AIM OF THE EXERCISE >> Exactly as they appear, output all of the entries.
* Begin DATA TO USE *
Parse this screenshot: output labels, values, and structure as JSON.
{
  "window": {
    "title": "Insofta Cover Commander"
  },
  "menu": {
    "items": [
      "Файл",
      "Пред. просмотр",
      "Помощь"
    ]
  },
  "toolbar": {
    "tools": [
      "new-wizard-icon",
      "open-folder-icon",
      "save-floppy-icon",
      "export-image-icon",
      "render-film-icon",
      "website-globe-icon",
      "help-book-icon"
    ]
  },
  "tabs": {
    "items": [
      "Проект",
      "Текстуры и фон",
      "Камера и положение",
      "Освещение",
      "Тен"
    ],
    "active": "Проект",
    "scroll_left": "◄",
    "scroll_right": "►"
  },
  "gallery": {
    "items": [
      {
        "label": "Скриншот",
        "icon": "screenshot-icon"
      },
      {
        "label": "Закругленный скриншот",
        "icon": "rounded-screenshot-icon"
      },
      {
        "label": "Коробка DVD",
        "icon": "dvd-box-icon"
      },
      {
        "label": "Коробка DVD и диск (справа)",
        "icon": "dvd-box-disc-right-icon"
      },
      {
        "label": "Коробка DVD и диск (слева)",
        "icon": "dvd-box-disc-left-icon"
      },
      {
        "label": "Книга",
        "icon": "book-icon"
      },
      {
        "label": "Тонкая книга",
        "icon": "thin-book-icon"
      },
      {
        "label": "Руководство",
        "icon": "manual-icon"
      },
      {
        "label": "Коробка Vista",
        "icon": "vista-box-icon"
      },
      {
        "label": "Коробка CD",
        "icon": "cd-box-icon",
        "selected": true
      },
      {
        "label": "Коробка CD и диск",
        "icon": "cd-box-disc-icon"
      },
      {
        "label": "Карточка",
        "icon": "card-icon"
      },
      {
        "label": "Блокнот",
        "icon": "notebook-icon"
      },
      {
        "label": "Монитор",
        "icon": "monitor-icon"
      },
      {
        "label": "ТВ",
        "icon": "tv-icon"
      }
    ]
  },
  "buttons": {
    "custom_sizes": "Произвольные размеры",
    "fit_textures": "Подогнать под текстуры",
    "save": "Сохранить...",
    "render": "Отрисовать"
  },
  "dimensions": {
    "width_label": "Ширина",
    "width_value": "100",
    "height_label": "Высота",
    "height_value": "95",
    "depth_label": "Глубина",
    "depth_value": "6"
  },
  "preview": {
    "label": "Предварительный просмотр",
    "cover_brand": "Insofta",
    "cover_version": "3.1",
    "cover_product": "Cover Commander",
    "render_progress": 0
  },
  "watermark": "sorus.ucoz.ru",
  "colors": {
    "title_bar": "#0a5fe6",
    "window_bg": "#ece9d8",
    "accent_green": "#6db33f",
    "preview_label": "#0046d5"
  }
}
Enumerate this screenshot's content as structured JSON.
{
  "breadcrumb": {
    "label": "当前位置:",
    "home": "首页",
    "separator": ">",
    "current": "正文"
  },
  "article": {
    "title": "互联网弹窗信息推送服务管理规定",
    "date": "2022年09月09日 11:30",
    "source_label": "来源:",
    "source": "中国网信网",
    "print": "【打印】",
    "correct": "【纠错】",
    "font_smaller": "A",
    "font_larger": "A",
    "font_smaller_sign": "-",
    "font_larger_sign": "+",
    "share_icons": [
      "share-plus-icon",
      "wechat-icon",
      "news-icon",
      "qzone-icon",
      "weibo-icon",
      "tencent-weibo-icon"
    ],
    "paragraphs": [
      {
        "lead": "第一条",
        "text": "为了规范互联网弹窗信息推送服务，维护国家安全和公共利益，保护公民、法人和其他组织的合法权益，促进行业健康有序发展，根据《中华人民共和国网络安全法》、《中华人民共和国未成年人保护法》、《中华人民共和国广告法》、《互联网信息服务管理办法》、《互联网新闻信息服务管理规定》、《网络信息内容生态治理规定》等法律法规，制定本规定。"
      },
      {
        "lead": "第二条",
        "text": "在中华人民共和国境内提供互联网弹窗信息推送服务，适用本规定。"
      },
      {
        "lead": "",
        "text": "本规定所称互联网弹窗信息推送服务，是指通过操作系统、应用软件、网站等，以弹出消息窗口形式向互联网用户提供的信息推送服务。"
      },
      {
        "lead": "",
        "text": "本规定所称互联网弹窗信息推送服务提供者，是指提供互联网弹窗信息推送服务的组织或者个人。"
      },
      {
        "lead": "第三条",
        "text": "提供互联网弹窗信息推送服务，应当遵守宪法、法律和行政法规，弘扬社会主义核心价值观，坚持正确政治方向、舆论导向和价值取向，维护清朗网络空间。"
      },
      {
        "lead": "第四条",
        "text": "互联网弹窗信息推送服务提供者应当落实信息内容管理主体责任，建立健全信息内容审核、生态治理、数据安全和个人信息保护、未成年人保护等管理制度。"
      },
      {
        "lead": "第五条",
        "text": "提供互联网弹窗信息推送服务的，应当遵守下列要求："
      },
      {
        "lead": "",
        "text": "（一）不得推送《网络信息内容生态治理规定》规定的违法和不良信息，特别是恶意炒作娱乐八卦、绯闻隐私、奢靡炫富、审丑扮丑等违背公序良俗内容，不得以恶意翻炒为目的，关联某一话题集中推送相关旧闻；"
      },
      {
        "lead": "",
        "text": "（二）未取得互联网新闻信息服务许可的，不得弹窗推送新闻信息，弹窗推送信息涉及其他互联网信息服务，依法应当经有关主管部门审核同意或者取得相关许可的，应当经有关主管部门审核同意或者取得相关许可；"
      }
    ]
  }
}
* End DATA TO USE *
RESPONSE BELOW >>
Parse this screenshot: output labels, values, and structure as JSON.
{
  "window": {
    "title": "Insofta Cover Commander"
  },
  "menu": {
    "items": [
      "Файл",
      "Пред. просмотр",
      "Помощь"
    ]
  },
  "toolbar": {
    "tools": [
      "new-wizard-icon",
      "open-folder-icon",
      "save-floppy-icon",
      "export-image-icon",
      "render-film-icon",
      "website-globe-icon",
      "help-book-icon"
    ]
  },
  "tabs": {
    "items": [
      "Проект",
      "Текстуры и фон",
      "Камера и положение",
      "Освещение",
      "Тен"
    ],
    "active": "Проект",
    "scroll_left": "◄",
    "scroll_right": "►"
  },
  "gallery": {
    "items": [
      {
        "label": "Скриншот",
        "icon": "screenshot-icon"
      },
      {
        "label": "Закругленный скриншот",
        "icon": "rounded-screenshot-icon"
      },
      {
        "label": "Коробка DVD",
        "icon": "dvd-box-icon"
      },
      {
        "label": "Коробка DVD и диск (справа)",
        "icon": "dvd-box-disc-right-icon"
      },
      {
        "label": "Коробка DVD и диск (слева)",
        "icon": "dvd-box-disc-left-icon"
      },
      {
        "label": "Книга",
        "icon": "book-icon"
      },
      {
        "label": "Тонкая книга",
        "icon": "thin-book-icon"
      },
      {
        "label": "Руководство",
        "icon": "manual-icon"
      },
      {
        "label": "Коробка Vista",
        "icon": "vista-box-icon"
      },
      {
        "label": "Коробка CD",
        "icon": "cd-box-icon",
        "selected": true
      },
      {
        "label": "Коробка CD и диск",
        "icon": "cd-box-disc-icon"
      },
      {
        "label": "Карточка",
        "icon": "card-icon"
      },
      {
        "label": "Блокнот",
        "icon": "notebook-icon"
      },
      {
        "label": "Монитор",
        "icon": "monitor-icon"
      },
      {
        "label": "ТВ",
        "icon": "tv-icon"
      }
    ]
  },
  "buttons": {
    "custom_sizes": "Произвольные размеры",
    "fit_textures": "Подогнать под текстуры",
    "save": "Сохранить...",
    "render": "Отрисовать"
  },
  "dimensions": {
    "width_label": "Ширина",
    "width_value": "100",
    "height_label": "Высота",
    "height_value": "95",
    "depth_label": "Глубина",
    "depth_value": "6"
  },
  "preview": {
    "label": "Предварительный просмотр",
    "cover_brand": "Insofta",
    "cover_version": "3.1",
    "cover_product": "Cover Commander",
    "render_progress": 0
  },
  "watermark": "sorus.ucoz.ru",
  "colors": {
    "title_bar": "#0a5fe6",
    "window_bg": "#ece9d8",
    "accent_green": "#6db33f",
    "preview_label": "#0046d5"
  }
}
Enumerate this screenshot's content as structured JSON.
{
  "breadcrumb": {
    "label": "当前位置:",
    "home": "首页",
    "separator": ">",
    "current": "正文"
  },
  "article": {
    "title": "互联网弹窗信息推送服务管理规定",
    "date": "2022年09月09日 11:30",
    "source_label": "来源:",
    "source": "中国网信网",
    "print": "【打印】",
    "correct": "【纠错】",
    "font_smaller": "A",
    "font_larger": "A",
    "font_smaller_sign": "-",
    "font_larger_sign": "+",
    "share_icons": [
      "share-plus-icon",
      "wechat-icon",
      "news-icon",
      "qzone-icon",
      "weibo-icon",
      "tencent-weibo-icon"
    ],
    "paragraphs": [
      {
        "lead": "第一条",
        "text": "为了规范互联网弹窗信息推送服务，维护国家安全和公共利益，保护公民、法人和其他组织的合法权益，促进行业健康有序发展，根据《中华人民共和国网络安全法》、《中华人民共和国未成年人保护法》、《中华人民共和国广告法》、《互联网信息服务管理办法》、《互联网新闻信息服务管理规定》、《网络信息内容生态治理规定》等法律法规，制定本规定。"
      },
      {
        "lead": "第二条",
        "text": "在中华人民共和国境内提供互联网弹窗信息推送服务，适用本规定。"
      },
      {
        "lead": "",
        "text": "本规定所称互联网弹窗信息推送服务，是指通过操作系统、应用软件、网站等，以弹出消息窗口形式向互联网用户提供的信息推送服务。"
      },
      {
        "lead": "",
        "text": "本规定所称互联网弹窗信息推送服务提供者，是指提供互联网弹窗信息推送服务的组织或者个人。"
      },
      {
        "lead": "第三条",
        "text": "提供互联网弹窗信息推送服务，应当遵守宪法、法律和行政法规，弘扬社会主义核心价值观，坚持正确政治方向、舆论导向和价值取向，维护清朗网络空间。"
      },
      {
        "lead": "第四条",
        "text": "互联网弹窗信息推送服务提供者应当落实信息内容管理主体责任，建立健全信息内容审核、生态治理、数据安全和个人信息保护、未成年人保护等管理制度。"
      },
      {
        "lead": "第五条",
        "text": "提供互联网弹窗信息推送服务的，应当遵守下列要求："
      },
      {
        "lead": "",
        "text": "（一）不得推送《网络信息内容生态治理规定》规定的违法和不良信息，特别是恶意炒作娱乐八卦、绯闻隐私、奢靡炫富、审丑扮丑等违背公序良俗内容，不得以恶意翻炒为目的，关联某一话题集中推送相关旧闻；"
      },
      {
        "lead": "",
        "text": "（二）未取得互联网新闻信息服务许可的，不得弹窗推送新闻信息，弹窗推送信息涉及其他互联网信息服务，依法应当经有关主管部门审核同意或者取得相关许可的，应当经有关主管部门审核同意或者取得相关许可；"
      }
    ]
  }
}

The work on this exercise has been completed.